RECORDS SUPPLIED:
>> begin
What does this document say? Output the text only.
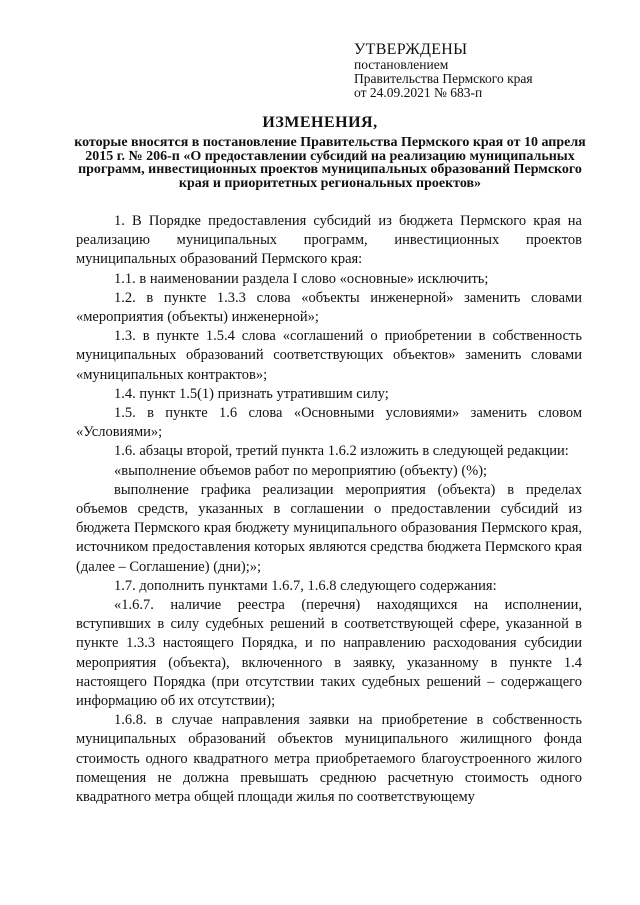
УТВЕРЖДЕНЫ
постановлением
Правительства Пермского края
от 24.09.2021 № 683-п
ИЗМЕНЕНИЯ,
которые вносятся в постановление Правительства Пермского края от 10 апреля 2015 г. № 206-п «О предоставлении субсидий на реализацию муниципальных программ, инвестиционных проектов муниципальных образований Пермского края и приоритетных региональных проектов»

1. В Порядке предоставления субсидий из бюджета Пермского края на реализацию муниципальных программ, инвестиционных проектов муниципальных образований Пермского края:

1.1. в наименовании раздела I слово «основные» исключить;

1.2. в пункте 1.3.3 слова «объекты инженерной» заменить словами «мероприятия (объекты) инженерной»;

1.3. в пункте 1.5.4 слова «соглашений о приобретении в собственность муниципальных образований соответствующих объектов» заменить словами «муниципальных контрактов»;

1.4. пункт 1.5(1) признать утратившим силу;

1.5. в пункте 1.6 слова «Основными условиями» заменить словом «Условиями»;

1.6. абзацы второй, третий пункта 1.6.2 изложить в следующей редакции:

«выполнение объемов работ по мероприятию (объекту) (%);

выполнение графика реализации мероприятия (объекта) в пределах объемов средств, указанных в соглашении о предоставлении субсидий из бюджета Пермского края бюджету муниципального образования Пермского края, источником предоставления которых являются средства бюджета Пермского края (далее – Соглашение) (дни);»;

1.7. дополнить пунктами 1.6.7, 1.6.8 следующего содержания:

«1.6.7. наличие реестра (перечня) находящихся на исполнении, вступивших в силу судебных решений в соответствующей сфере, указанной в пункте 1.3.3 настоящего Порядка, и по направлению расходования субсидии мероприятия (объекта), включенного в заявку, указанному в пункте 1.4 настоящего Порядка (при отсутствии таких судебных решений – содержащего информацию об их отсутствии);

1.6.8. в случае направления заявки на приобретение в собственность муниципальных образований объектов муниципального жилищного фонда стоимость одного квадратного метра приобретаемого благоустроенного жилого помещения не должна превышать среднюю расчетную стоимость одного квадратного метра общей площади жилья по соответствующему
>> end
WORK INSTRUCTIONS: Return every line in the listing that contains the word "словами".

WRITTEN SOLUTION:
1.2. в пункте 1.3.3 слова «объекты инженерной» заменить словами «мероприятия (объекты) инженерной»;
1.3. в пункте 1.5.4 слова «соглашений о приобретении в собственность муниципальных образований соответствующих объектов» заменить словами «муниципальных контрактов»;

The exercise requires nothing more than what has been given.